* [Request] Exclude the pictures and reproduce the remaining data exactly as written.

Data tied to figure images
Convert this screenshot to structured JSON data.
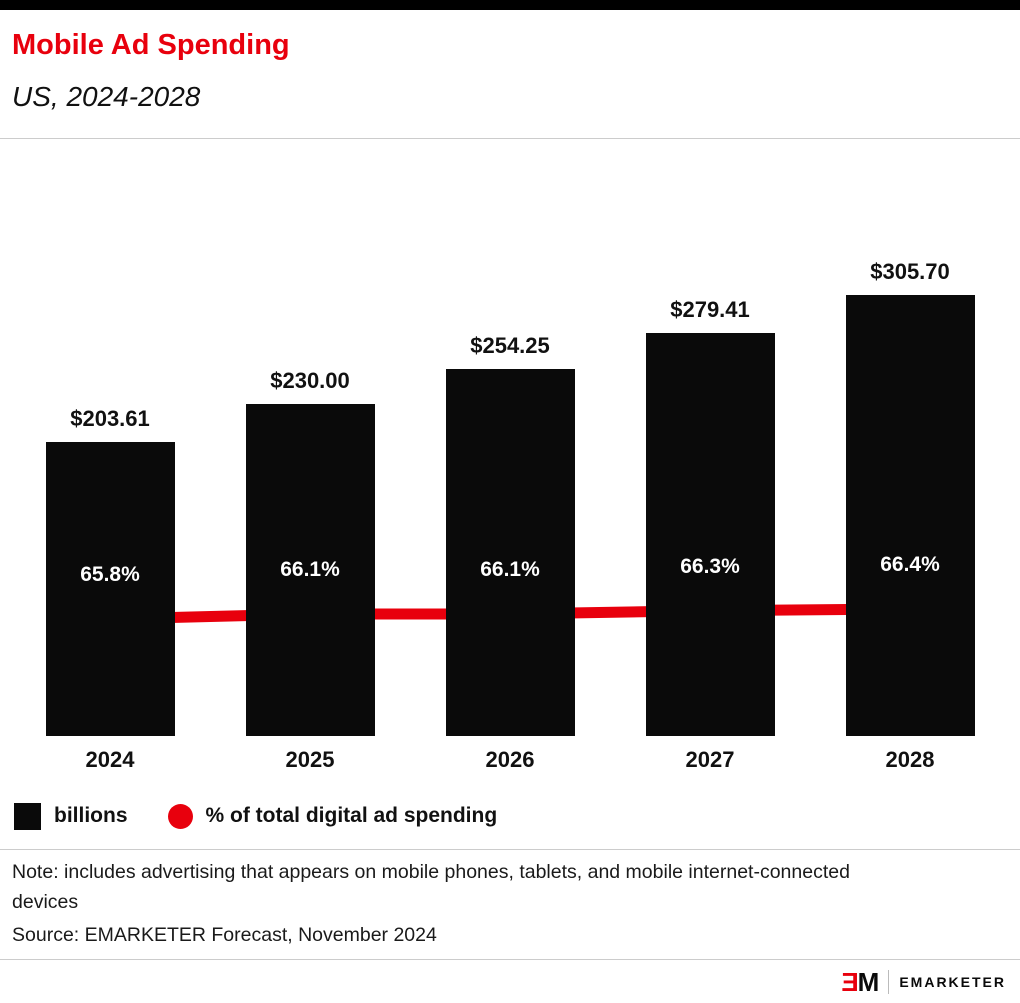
{
  "header": {
    "title": "Mobile Ad Spending",
    "subtitle": "US, 2024-2028"
  },
  "chart_data": {
    "type": "bar",
    "title": "Mobile Ad Spending",
    "subtitle": "US, 2024-2028",
    "categories": [
      "2024",
      "2025",
      "2026",
      "2027",
      "2028"
    ],
    "series": [
      {
        "name": "billions",
        "type": "bar",
        "color": "#0a0a0a",
        "values": [
          203.61,
          230.0,
          254.25,
          279.41,
          305.7
        ],
        "labels": [
          "$203.61",
          "$230.00",
          "$254.25",
          "$279.41",
          "$305.70"
        ]
      },
      {
        "name": "% of total digital ad spending",
        "type": "line",
        "color": "#e8000d",
        "values": [
          65.8,
          66.1,
          66.1,
          66.3,
          66.4
        ],
        "labels": [
          "65.8%",
          "66.1%",
          "66.1%",
          "66.3%",
          "66.4%"
        ]
      }
    ],
    "xlabel": "",
    "ylabel": "",
    "ylim_bar": [
      0,
      340
    ],
    "grid": false,
    "legend_position": "bottom-left"
  },
  "legend": {
    "items": [
      {
        "label": "billions",
        "swatch": "square",
        "color": "#0a0a0a"
      },
      {
        "label": "% of total digital ad spending",
        "swatch": "circle",
        "color": "#e8000d"
      }
    ]
  },
  "notes": {
    "note": "Note: includes advertising that appears on mobile phones, tablets, and mobile internet-connected devices",
    "source": "Source: EMARKETER Forecast, November 2024"
  },
  "footer": {
    "logo_e": "Ǝ",
    "logo_m": "M",
    "brand": "EMARKETER"
  },
  "colors": {
    "accent": "#e8000d",
    "bar": "#0a0a0a",
    "divider": "#cccccc"
  }
}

* [Task solution]
Convert this screenshot to structured JSON data.
{
  "header": {
    "title": "Mobile Ad Spending",
    "subtitle": "US, 2024-2028"
  },
  "chart_data": {
    "type": "bar",
    "title": "Mobile Ad Spending",
    "subtitle": "US, 2024-2028",
    "categories": [
      "2024",
      "2025",
      "2026",
      "2027",
      "2028"
    ],
    "series": [
      {
        "name": "billions",
        "type": "bar",
        "color": "#0a0a0a",
        "values": [
          203.61,
          230.0,
          254.25,
          279.41,
          305.7
        ],
        "labels": [
          "$203.61",
          "$230.00",
          "$254.25",
          "$279.41",
          "$305.70"
        ]
      },
      {
        "name": "% of total digital ad spending",
        "type": "line",
        "color": "#e8000d",
        "values": [
          65.8,
          66.1,
          66.1,
          66.3,
          66.4
        ],
        "labels": [
          "65.8%",
          "66.1%",
          "66.1%",
          "66.3%",
          "66.4%"
        ]
      }
    ],
    "xlabel": "",
    "ylabel": "",
    "ylim_bar": [
      0,
      340
    ],
    "grid": false,
    "legend_position": "bottom-left"
  },
  "legend": {
    "items": [
      {
        "label": "billions",
        "swatch": "square",
        "color": "#0a0a0a"
      },
      {
        "label": "% of total digital ad spending",
        "swatch": "circle",
        "color": "#e8000d"
      }
    ]
  },
  "notes": {
    "note": "Note: includes advertising that appears on mobile phones, tablets, and mobile internet-connected devices",
    "source": "Source: EMARKETER Forecast, November 2024"
  },
  "footer": {
    "logo_e": "Ǝ",
    "logo_m": "M",
    "brand": "EMARKETER"
  },
  "colors": {
    "accent": "#e8000d",
    "bar": "#0a0a0a",
    "divider": "#cccccc"
  }
}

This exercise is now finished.